* Stated goal *
Go through the entries and say how many lines contain the string "this". The number is the whole answer.

* Exercise inputs *
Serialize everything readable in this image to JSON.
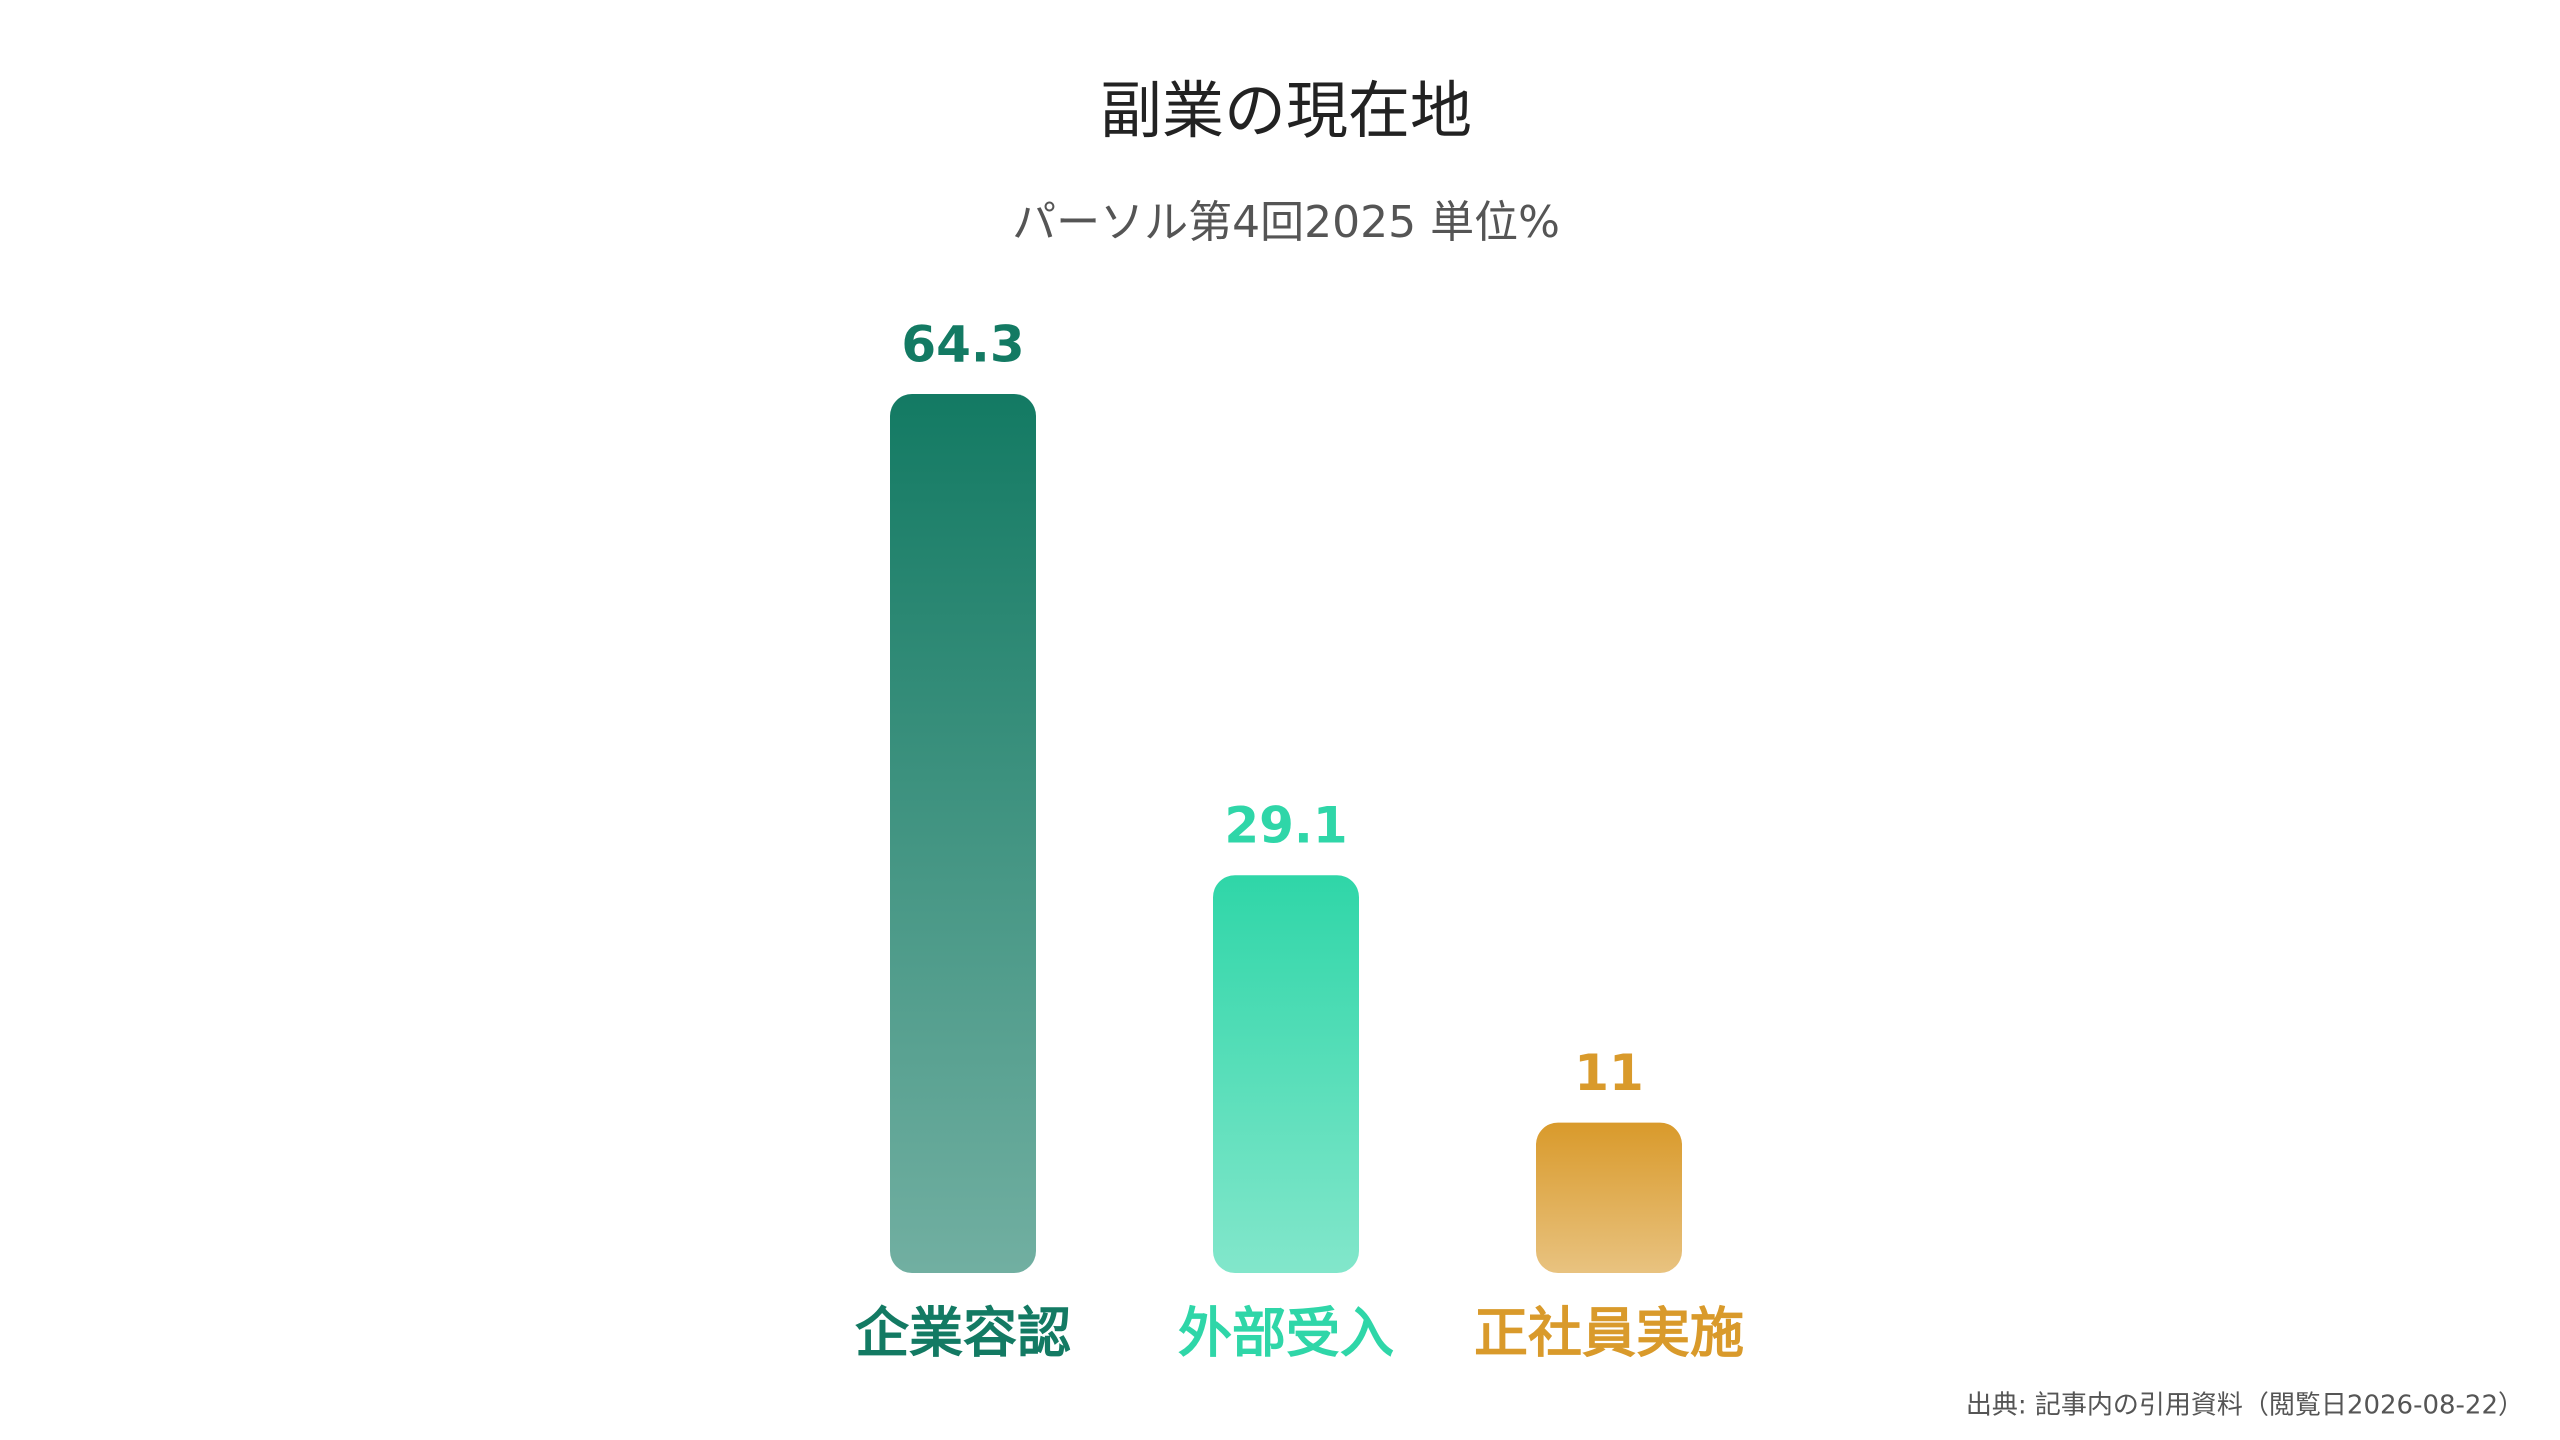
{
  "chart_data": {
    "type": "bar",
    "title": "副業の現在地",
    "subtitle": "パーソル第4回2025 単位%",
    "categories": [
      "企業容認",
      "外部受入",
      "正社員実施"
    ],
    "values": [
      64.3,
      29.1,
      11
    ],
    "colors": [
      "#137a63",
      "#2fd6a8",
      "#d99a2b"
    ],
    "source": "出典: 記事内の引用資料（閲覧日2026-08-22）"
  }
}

==

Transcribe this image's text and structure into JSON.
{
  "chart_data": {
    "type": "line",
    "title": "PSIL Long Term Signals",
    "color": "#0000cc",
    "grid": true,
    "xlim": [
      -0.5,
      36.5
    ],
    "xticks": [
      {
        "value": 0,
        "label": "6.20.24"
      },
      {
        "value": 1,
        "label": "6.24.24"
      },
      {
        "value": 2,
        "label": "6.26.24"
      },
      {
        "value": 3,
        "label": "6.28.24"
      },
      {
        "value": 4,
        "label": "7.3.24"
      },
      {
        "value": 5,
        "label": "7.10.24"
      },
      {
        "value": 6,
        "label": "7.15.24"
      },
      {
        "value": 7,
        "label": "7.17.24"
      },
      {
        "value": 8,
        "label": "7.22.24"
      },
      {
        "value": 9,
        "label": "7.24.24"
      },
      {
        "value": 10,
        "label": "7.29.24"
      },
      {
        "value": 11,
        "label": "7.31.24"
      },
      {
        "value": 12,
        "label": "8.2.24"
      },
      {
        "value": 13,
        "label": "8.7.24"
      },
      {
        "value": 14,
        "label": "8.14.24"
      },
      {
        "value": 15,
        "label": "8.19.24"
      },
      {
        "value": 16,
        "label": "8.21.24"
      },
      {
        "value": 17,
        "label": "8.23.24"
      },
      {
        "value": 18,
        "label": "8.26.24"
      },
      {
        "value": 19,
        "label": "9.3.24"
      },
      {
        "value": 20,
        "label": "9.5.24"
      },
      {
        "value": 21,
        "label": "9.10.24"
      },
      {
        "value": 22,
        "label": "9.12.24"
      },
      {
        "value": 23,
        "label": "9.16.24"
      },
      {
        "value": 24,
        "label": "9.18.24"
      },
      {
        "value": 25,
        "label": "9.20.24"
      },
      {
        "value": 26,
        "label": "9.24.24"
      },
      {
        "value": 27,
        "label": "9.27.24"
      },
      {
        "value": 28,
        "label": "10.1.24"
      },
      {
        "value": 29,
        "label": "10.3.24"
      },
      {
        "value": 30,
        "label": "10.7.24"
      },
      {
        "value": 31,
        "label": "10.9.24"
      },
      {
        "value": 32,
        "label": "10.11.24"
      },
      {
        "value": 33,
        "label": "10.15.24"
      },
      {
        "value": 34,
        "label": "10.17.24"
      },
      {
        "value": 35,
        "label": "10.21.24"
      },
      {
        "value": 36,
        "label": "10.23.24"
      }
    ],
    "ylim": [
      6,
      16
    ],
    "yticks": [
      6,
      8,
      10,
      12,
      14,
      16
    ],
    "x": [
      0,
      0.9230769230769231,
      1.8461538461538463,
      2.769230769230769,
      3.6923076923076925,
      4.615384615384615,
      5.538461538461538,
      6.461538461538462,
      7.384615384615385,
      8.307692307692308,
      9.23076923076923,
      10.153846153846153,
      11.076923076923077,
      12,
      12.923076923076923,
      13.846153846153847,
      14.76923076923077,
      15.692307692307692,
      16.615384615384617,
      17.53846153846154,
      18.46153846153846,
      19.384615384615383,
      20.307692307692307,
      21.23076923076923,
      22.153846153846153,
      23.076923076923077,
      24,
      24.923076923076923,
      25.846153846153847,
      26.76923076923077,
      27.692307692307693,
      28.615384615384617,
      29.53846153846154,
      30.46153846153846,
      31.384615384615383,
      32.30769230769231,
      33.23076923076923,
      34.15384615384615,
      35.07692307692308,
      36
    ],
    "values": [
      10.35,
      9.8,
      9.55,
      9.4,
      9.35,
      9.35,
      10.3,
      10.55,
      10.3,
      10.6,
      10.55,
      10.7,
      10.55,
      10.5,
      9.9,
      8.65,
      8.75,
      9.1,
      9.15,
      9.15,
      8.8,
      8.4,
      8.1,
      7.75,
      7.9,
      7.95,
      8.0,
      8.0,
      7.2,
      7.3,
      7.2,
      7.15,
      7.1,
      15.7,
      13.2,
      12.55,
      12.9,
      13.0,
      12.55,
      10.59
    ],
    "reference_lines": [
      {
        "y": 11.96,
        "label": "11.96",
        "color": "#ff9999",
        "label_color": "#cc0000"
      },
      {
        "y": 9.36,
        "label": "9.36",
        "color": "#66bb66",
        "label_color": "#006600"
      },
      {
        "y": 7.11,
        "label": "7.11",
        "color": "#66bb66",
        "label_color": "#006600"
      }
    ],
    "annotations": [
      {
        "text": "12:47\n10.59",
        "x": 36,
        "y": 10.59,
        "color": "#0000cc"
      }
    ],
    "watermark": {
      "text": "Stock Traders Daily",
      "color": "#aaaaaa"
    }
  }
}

* Result below *
2